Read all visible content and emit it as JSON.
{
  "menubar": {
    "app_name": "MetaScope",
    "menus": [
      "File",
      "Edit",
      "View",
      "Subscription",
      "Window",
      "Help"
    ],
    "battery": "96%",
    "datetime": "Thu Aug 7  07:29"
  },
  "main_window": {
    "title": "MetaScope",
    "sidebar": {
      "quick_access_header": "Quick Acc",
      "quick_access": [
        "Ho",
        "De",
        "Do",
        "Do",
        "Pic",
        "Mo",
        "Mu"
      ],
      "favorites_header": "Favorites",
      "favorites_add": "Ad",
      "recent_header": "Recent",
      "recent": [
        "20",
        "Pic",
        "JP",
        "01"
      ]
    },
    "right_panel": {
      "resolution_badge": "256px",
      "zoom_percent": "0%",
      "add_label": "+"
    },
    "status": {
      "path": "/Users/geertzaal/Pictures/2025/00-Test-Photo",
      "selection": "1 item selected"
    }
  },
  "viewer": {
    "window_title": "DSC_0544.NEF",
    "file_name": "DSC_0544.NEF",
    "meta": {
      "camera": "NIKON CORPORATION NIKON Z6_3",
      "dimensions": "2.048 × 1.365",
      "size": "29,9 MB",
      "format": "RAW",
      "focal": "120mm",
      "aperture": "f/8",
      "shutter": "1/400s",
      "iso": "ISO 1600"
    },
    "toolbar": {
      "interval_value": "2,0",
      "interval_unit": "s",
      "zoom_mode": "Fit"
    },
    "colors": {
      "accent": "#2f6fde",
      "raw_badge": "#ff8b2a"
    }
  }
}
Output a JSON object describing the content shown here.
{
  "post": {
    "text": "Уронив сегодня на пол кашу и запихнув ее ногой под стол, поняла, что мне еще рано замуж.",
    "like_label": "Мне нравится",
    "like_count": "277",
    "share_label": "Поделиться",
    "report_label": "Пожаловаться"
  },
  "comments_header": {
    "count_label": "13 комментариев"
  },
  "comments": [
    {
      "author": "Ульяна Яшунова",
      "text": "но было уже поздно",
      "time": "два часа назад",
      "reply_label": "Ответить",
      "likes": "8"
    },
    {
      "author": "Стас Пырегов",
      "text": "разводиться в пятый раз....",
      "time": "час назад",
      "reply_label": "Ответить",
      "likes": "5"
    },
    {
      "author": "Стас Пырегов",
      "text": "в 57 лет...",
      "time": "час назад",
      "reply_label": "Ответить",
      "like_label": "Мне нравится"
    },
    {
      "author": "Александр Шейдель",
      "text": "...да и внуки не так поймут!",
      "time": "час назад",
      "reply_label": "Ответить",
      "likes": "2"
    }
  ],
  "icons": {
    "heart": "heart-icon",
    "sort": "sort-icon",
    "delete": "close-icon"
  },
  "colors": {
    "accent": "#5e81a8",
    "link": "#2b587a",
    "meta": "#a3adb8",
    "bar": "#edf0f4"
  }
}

TASK REQUIREMENTS:
Using the data above, copy each line that contains "JSON".

REPLY:
Read all visible content and emit it as JSON.
Output a JSON object describing the content shown here.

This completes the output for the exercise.